(Written request):
Extract every line that contains the word "копия".

Data records:

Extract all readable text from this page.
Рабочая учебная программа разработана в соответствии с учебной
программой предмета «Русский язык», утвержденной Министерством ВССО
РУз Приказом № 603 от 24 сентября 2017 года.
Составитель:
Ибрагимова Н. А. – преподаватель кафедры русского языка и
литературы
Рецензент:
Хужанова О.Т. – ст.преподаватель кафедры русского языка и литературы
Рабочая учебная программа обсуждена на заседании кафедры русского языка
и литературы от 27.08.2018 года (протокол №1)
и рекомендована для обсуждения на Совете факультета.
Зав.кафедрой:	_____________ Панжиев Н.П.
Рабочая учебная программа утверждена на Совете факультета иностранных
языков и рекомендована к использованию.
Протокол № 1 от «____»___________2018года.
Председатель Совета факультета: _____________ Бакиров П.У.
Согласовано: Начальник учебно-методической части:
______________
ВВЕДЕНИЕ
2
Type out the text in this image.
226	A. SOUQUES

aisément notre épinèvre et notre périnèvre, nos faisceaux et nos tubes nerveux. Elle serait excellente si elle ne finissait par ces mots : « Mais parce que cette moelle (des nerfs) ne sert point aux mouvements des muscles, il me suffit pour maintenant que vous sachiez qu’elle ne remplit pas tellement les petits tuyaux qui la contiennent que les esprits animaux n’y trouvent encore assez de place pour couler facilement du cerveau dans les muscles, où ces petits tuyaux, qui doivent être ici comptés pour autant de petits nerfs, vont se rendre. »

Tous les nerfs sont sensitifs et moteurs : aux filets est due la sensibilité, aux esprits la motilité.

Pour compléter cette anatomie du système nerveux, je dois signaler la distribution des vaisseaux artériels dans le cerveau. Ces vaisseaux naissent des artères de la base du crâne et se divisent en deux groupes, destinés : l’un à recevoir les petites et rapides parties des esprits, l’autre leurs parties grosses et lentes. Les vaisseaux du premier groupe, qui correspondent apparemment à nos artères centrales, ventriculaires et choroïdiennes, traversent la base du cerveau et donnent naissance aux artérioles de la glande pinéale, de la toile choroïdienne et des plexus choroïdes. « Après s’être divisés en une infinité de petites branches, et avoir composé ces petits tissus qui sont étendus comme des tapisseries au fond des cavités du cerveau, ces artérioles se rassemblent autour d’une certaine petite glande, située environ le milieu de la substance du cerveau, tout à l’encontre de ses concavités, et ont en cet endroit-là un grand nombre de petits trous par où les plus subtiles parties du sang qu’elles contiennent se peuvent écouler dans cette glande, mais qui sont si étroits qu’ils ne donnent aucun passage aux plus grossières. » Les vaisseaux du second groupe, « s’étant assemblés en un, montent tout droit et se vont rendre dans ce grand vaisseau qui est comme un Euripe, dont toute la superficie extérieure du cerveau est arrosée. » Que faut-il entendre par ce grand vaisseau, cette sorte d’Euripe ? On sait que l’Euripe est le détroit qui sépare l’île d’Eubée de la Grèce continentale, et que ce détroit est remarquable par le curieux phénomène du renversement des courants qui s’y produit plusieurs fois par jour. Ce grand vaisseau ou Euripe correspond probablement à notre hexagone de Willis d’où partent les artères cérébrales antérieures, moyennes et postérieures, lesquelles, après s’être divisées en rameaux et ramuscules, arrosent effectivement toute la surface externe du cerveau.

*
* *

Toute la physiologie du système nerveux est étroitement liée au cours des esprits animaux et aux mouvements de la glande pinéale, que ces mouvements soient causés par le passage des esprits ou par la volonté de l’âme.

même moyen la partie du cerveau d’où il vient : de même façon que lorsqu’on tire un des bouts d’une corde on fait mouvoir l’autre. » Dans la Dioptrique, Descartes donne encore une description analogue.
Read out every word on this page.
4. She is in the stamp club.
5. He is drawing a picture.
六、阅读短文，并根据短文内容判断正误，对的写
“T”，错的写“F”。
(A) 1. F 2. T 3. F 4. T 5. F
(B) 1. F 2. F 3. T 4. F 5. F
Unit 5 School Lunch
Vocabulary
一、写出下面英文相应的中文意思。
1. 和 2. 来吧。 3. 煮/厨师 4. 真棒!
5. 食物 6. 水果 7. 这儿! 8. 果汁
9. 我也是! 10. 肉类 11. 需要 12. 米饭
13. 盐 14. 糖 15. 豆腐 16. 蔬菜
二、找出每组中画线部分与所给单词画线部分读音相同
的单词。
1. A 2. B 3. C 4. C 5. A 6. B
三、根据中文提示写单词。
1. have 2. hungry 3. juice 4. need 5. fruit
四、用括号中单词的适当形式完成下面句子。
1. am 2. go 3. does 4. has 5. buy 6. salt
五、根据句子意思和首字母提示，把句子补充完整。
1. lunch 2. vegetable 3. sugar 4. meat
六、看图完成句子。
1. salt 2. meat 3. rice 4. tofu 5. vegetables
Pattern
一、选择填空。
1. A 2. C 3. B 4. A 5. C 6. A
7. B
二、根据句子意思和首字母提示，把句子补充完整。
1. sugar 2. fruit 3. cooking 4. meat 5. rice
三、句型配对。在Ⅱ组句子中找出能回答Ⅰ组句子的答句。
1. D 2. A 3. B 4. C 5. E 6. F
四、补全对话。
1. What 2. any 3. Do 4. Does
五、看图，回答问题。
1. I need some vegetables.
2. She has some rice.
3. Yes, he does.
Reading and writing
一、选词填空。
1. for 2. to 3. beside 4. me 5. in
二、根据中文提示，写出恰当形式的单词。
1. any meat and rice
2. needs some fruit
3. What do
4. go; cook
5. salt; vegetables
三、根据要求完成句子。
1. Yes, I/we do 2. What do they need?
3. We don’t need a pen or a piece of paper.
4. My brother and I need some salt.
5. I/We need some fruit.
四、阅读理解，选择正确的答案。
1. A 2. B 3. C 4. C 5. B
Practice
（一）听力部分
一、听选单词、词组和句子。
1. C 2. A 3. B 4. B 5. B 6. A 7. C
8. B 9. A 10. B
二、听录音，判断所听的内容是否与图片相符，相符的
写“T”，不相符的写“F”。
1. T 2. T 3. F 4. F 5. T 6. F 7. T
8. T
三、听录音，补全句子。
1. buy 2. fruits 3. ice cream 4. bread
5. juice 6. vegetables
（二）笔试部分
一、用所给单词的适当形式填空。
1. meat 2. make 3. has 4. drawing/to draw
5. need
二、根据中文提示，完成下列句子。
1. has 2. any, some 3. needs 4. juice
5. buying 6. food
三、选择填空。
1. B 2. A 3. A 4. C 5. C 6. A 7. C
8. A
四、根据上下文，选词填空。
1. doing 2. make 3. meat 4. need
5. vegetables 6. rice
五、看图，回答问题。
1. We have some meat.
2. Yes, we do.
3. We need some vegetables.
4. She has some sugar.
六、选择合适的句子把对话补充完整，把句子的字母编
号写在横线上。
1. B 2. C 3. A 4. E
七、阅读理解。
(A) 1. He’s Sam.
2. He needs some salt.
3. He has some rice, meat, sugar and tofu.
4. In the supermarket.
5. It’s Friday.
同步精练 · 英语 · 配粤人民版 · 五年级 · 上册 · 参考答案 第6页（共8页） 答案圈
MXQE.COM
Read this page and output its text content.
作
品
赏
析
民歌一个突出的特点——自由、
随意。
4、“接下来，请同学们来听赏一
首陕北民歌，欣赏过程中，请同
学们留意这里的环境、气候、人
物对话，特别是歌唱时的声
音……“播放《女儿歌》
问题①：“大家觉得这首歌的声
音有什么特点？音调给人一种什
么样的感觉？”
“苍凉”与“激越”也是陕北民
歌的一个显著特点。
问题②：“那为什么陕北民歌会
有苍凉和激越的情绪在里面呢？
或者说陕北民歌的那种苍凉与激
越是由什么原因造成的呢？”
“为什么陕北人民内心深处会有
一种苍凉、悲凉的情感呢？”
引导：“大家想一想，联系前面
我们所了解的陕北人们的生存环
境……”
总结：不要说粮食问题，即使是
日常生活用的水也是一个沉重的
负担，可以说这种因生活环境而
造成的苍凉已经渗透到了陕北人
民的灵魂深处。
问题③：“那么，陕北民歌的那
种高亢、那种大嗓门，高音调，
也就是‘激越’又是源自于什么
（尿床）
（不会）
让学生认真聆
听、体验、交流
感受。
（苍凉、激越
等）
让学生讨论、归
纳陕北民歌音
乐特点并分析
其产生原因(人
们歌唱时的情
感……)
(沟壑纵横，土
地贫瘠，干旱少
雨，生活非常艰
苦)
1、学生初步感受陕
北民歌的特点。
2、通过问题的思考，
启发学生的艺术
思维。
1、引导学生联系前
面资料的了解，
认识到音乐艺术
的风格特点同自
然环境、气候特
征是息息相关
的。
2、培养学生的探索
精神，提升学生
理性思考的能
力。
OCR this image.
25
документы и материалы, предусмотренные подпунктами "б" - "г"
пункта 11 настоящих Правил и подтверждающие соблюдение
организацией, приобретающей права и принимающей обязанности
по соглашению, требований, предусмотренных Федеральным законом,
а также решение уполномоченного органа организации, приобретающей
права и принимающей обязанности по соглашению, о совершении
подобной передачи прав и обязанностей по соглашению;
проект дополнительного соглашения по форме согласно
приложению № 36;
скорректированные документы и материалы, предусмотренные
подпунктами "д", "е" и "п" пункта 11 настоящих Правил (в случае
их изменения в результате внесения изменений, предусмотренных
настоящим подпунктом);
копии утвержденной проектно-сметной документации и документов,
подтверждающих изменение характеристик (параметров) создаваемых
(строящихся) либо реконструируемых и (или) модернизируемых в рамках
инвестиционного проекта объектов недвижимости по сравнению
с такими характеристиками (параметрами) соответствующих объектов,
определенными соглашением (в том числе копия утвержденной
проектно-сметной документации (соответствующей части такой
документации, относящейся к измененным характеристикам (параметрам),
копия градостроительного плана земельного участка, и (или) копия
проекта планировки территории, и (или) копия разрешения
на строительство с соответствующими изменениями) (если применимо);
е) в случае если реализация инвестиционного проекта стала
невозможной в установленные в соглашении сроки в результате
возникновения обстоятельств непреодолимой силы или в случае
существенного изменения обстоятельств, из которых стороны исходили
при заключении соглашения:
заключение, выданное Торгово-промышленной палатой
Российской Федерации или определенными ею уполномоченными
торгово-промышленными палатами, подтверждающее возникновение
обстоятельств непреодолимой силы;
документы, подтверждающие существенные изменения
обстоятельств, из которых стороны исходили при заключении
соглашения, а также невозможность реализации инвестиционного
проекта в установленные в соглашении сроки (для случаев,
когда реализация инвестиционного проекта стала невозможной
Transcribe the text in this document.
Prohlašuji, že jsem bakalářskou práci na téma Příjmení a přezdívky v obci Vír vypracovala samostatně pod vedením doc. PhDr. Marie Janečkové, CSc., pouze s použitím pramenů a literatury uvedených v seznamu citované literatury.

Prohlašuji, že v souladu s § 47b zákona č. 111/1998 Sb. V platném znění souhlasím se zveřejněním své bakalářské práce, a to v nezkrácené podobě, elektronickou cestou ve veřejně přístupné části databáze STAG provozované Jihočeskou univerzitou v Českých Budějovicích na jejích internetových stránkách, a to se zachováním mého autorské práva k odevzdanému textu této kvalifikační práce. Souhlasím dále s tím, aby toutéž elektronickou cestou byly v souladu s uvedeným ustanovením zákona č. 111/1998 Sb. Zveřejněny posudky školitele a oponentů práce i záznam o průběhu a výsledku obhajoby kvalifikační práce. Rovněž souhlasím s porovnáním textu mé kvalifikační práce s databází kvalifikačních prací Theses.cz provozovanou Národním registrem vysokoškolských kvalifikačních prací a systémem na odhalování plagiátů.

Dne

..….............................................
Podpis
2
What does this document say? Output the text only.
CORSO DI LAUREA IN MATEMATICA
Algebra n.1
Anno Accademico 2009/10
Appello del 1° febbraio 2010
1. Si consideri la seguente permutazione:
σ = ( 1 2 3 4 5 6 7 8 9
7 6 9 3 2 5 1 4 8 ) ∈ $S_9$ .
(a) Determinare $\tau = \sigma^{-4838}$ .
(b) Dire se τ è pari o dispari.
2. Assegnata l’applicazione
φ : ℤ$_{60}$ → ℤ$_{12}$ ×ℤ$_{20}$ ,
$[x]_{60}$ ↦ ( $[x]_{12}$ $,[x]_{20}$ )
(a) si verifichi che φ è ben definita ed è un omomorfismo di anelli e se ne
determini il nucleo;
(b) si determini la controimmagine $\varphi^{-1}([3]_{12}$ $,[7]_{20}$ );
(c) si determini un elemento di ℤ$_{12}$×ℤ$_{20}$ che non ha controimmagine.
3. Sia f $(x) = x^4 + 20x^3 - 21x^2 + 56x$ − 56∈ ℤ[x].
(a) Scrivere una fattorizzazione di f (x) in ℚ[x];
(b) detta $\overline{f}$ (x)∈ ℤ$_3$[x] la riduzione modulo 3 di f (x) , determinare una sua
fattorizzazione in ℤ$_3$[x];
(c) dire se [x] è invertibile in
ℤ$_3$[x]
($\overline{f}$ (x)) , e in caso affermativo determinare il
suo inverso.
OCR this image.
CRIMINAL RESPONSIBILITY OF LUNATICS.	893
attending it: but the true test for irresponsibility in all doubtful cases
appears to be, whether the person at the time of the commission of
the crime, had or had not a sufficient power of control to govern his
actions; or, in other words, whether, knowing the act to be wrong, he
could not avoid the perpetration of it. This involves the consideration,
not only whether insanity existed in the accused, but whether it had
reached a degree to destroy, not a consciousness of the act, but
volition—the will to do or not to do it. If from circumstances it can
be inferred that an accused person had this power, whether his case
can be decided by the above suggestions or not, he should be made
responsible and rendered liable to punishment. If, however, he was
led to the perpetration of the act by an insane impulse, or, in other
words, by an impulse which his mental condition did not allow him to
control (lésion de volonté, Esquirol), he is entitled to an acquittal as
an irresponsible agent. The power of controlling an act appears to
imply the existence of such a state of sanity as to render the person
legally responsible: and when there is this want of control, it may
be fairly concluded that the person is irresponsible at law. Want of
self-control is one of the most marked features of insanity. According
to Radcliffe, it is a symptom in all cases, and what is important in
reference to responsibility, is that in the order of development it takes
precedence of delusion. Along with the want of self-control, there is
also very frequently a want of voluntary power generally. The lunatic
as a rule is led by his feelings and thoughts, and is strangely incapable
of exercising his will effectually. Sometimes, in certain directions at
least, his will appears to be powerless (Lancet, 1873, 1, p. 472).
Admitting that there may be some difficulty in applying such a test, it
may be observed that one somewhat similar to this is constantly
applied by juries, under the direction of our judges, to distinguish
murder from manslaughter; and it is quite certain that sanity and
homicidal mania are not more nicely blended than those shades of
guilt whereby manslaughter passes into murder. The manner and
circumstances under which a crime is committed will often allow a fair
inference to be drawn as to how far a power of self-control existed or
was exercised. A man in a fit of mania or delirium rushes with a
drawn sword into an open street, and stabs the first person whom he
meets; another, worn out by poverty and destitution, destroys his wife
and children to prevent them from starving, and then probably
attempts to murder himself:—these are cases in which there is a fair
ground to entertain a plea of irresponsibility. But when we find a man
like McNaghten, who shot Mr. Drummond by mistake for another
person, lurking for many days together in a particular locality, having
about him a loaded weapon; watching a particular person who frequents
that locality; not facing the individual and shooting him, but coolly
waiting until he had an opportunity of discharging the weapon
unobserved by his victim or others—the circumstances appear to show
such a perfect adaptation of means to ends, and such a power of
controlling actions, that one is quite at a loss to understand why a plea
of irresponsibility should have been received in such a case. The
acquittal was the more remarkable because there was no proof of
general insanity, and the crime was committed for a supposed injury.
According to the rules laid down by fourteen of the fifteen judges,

(Response to the exercise):
определенными соглашением (в том числе копия утвержденной
копия градостроительного плана земельного участка, и (или) копия
проекта планировки территории, и (или) копия разрешения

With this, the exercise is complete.